== WHAT TO DO ==
Count every line that holds the string "STELIB", then give that number alone.

== INFORMATION GIVEN ==
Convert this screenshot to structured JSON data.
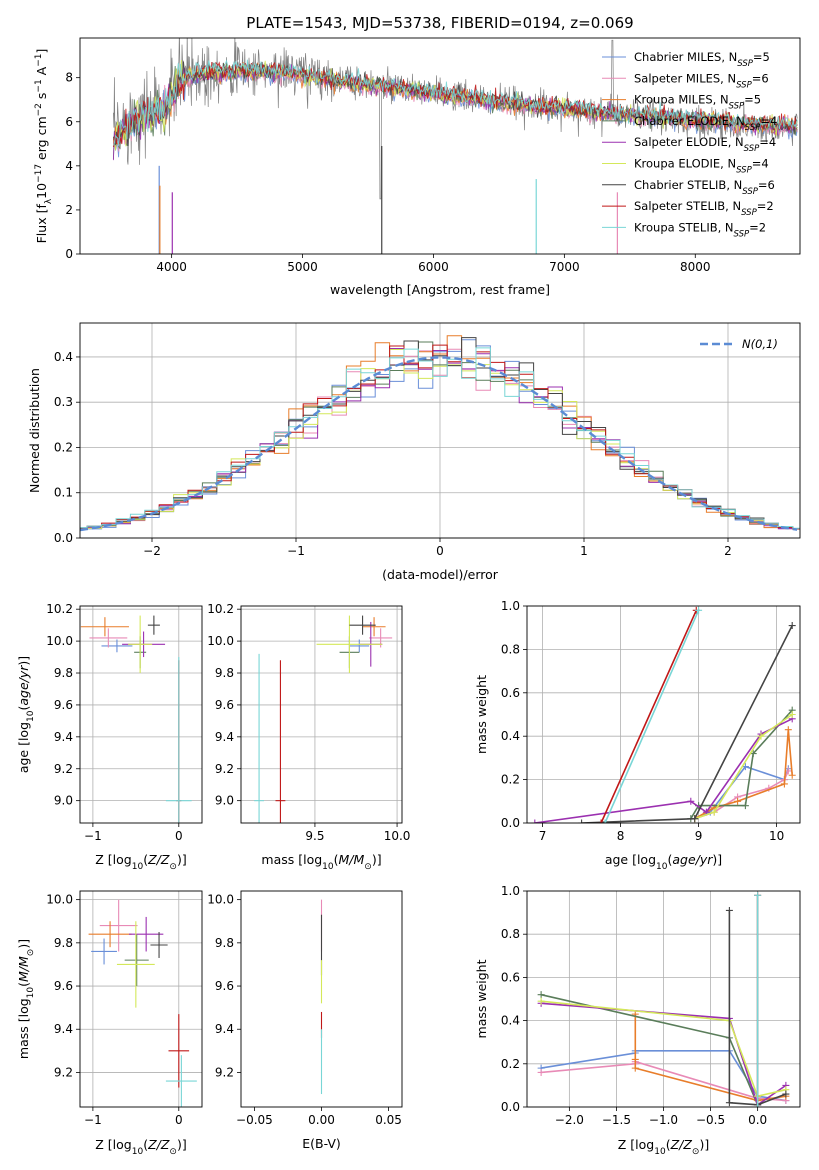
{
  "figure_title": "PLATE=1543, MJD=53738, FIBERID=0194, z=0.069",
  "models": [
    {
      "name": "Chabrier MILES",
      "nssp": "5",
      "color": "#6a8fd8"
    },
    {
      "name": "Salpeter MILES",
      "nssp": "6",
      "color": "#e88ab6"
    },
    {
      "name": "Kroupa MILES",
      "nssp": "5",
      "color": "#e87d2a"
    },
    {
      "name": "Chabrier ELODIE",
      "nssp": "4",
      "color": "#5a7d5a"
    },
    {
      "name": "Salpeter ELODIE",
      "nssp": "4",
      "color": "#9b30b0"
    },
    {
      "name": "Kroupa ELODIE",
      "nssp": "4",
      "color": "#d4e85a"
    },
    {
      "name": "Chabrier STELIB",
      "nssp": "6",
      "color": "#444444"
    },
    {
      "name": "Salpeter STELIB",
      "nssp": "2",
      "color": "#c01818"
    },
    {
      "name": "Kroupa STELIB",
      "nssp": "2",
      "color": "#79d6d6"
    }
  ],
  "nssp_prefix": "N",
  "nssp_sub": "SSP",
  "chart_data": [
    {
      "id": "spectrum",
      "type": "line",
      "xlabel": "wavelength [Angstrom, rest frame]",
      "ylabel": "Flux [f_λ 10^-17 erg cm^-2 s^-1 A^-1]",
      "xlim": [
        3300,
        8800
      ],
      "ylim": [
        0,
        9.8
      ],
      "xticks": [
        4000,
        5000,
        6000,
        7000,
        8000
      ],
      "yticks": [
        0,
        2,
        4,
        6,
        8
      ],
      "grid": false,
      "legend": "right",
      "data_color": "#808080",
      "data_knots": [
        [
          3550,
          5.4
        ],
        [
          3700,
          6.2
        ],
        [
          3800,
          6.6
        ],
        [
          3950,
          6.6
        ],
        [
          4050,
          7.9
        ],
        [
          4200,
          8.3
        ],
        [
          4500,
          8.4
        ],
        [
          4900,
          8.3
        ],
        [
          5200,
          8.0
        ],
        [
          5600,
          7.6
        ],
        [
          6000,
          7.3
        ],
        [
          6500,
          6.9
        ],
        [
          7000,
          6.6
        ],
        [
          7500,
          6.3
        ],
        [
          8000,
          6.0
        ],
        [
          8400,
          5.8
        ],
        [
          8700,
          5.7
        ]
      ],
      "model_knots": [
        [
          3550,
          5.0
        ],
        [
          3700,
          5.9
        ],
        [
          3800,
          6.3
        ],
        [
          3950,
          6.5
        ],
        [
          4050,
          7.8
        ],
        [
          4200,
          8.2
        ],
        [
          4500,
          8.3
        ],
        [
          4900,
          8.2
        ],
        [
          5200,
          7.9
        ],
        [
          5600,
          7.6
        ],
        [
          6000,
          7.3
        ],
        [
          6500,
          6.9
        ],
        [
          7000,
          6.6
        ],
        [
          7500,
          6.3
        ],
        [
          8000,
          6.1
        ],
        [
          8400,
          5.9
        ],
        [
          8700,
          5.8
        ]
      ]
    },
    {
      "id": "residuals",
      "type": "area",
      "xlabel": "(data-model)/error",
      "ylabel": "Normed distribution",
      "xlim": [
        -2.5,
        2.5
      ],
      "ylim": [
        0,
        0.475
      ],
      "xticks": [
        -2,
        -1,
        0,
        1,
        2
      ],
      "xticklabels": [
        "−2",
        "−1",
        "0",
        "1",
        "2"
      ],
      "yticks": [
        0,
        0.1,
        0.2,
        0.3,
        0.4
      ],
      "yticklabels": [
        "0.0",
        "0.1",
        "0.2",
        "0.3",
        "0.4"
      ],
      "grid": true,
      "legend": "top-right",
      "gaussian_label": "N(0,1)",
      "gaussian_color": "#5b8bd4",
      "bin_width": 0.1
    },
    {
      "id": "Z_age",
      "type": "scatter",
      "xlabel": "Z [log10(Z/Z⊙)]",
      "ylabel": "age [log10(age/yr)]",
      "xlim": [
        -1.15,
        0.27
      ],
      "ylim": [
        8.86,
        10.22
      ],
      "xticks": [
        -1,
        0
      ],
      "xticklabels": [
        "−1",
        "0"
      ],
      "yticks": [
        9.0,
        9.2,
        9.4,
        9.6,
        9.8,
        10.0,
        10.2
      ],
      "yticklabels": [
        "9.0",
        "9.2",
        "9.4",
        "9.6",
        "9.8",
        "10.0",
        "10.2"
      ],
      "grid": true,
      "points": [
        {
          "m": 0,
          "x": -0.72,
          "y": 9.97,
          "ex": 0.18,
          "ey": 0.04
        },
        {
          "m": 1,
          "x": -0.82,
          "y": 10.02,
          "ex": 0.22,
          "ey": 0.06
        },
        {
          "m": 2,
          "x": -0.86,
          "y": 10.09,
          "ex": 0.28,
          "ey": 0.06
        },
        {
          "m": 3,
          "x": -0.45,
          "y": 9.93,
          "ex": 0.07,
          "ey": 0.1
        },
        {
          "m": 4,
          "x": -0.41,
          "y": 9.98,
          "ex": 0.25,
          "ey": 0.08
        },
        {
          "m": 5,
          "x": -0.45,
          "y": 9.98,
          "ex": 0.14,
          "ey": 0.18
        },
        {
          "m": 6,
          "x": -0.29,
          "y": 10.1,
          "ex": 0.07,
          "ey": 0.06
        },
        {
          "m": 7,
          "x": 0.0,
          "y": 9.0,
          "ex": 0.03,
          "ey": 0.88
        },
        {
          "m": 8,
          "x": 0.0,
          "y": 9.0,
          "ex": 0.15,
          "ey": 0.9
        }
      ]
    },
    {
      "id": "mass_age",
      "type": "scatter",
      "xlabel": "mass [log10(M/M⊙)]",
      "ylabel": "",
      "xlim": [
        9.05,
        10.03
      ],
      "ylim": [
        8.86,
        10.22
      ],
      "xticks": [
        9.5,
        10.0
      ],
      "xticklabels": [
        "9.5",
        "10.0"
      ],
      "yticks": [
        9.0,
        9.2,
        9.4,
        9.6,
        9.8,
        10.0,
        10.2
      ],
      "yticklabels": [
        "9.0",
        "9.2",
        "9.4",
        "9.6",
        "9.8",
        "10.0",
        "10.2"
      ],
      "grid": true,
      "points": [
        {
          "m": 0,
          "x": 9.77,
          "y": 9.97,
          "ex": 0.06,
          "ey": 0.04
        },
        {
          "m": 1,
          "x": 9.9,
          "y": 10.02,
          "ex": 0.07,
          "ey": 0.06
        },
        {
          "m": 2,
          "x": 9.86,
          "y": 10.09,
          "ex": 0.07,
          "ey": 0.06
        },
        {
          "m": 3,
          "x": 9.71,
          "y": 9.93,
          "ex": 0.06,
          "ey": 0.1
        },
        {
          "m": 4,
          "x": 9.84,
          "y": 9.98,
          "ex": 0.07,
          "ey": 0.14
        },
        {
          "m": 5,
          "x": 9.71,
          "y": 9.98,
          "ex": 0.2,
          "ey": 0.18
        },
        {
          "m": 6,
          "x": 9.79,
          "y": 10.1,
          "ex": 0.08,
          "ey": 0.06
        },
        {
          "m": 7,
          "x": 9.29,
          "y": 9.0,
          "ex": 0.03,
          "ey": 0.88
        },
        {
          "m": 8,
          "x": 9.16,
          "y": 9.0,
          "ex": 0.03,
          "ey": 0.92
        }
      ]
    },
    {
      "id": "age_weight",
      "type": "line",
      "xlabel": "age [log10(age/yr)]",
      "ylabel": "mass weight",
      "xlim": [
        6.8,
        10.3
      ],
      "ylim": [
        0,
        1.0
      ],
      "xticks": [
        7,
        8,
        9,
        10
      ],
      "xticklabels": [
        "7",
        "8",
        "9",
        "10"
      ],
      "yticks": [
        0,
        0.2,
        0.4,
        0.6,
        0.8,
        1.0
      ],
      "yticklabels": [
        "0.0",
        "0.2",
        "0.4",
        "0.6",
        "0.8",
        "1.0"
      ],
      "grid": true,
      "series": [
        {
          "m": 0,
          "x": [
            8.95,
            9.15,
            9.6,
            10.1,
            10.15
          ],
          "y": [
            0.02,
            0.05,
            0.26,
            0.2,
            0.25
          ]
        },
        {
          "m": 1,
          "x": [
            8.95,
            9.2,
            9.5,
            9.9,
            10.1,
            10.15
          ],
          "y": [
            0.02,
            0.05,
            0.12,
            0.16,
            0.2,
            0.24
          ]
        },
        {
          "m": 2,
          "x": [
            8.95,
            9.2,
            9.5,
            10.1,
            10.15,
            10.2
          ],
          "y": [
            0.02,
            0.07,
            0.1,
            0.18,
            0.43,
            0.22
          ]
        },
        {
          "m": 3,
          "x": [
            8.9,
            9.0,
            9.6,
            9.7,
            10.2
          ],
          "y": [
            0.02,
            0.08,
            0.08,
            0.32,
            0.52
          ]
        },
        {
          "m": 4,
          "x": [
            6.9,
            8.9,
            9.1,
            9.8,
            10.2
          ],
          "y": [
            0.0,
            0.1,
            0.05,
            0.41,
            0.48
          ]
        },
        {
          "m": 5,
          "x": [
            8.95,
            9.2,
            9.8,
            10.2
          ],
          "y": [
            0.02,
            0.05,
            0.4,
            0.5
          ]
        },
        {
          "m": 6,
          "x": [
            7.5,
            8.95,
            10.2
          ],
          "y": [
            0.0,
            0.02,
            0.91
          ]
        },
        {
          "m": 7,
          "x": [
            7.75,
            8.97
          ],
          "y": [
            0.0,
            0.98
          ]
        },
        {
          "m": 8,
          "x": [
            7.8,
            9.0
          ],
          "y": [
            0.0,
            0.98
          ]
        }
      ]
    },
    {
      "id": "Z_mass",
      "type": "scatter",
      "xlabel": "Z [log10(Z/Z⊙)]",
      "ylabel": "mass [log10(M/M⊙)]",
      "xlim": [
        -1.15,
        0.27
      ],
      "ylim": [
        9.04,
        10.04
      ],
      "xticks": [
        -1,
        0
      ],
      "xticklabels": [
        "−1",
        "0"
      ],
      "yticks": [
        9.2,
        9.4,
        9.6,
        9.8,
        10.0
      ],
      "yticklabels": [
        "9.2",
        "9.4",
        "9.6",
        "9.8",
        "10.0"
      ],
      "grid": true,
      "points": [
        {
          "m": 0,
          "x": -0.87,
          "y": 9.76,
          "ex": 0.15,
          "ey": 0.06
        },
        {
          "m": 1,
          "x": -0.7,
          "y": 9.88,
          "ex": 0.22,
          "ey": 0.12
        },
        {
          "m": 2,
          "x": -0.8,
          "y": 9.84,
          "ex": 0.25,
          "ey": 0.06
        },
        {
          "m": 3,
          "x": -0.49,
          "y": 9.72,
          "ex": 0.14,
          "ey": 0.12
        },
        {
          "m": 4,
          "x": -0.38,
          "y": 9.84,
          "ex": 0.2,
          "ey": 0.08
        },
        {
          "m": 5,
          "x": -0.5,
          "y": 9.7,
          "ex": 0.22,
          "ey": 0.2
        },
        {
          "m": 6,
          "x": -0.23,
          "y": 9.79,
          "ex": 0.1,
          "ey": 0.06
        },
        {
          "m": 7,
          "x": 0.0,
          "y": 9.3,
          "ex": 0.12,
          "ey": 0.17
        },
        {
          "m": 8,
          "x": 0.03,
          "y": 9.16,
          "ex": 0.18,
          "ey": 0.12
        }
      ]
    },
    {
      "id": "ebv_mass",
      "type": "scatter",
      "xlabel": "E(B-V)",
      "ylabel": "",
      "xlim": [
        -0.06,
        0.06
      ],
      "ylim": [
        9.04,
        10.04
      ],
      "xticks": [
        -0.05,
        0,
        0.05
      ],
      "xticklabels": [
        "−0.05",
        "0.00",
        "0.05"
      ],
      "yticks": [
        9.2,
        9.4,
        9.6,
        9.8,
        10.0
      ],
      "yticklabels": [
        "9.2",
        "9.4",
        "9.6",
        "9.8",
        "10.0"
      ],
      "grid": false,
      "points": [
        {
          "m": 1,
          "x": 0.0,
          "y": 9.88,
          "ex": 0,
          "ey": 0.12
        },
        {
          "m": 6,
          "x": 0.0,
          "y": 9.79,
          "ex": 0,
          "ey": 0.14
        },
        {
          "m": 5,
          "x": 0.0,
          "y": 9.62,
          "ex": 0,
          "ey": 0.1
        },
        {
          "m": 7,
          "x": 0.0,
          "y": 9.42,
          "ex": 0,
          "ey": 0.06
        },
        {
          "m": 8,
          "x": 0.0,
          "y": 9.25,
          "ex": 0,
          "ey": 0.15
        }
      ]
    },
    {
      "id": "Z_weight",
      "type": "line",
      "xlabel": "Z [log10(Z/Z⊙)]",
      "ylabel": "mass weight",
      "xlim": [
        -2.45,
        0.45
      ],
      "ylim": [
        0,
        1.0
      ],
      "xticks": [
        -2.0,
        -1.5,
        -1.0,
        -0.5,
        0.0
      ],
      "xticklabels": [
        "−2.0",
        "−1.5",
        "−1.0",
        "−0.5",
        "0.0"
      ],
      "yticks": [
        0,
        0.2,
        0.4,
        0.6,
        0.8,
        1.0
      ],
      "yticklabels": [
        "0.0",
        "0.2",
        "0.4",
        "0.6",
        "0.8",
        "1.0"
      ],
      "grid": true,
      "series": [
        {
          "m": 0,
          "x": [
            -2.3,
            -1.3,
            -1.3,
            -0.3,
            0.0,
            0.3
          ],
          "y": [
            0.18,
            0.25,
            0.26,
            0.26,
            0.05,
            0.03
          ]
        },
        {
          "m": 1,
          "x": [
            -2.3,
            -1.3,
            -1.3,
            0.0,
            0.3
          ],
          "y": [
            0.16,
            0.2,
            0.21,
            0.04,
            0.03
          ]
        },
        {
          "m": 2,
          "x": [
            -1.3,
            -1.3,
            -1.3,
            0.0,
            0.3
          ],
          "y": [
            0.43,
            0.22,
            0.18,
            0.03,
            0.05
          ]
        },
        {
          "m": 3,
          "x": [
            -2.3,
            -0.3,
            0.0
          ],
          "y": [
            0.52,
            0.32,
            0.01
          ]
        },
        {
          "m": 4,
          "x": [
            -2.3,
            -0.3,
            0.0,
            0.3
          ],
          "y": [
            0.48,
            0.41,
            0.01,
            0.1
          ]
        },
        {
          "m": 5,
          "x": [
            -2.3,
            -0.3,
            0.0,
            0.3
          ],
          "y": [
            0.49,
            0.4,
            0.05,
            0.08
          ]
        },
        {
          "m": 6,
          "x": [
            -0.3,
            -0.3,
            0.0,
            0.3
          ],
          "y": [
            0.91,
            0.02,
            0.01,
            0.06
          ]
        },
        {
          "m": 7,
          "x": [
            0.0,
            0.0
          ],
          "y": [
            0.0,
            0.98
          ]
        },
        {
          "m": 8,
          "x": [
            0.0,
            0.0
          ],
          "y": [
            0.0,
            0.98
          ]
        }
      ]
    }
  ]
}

== WRITTEN RESPONSE ==
3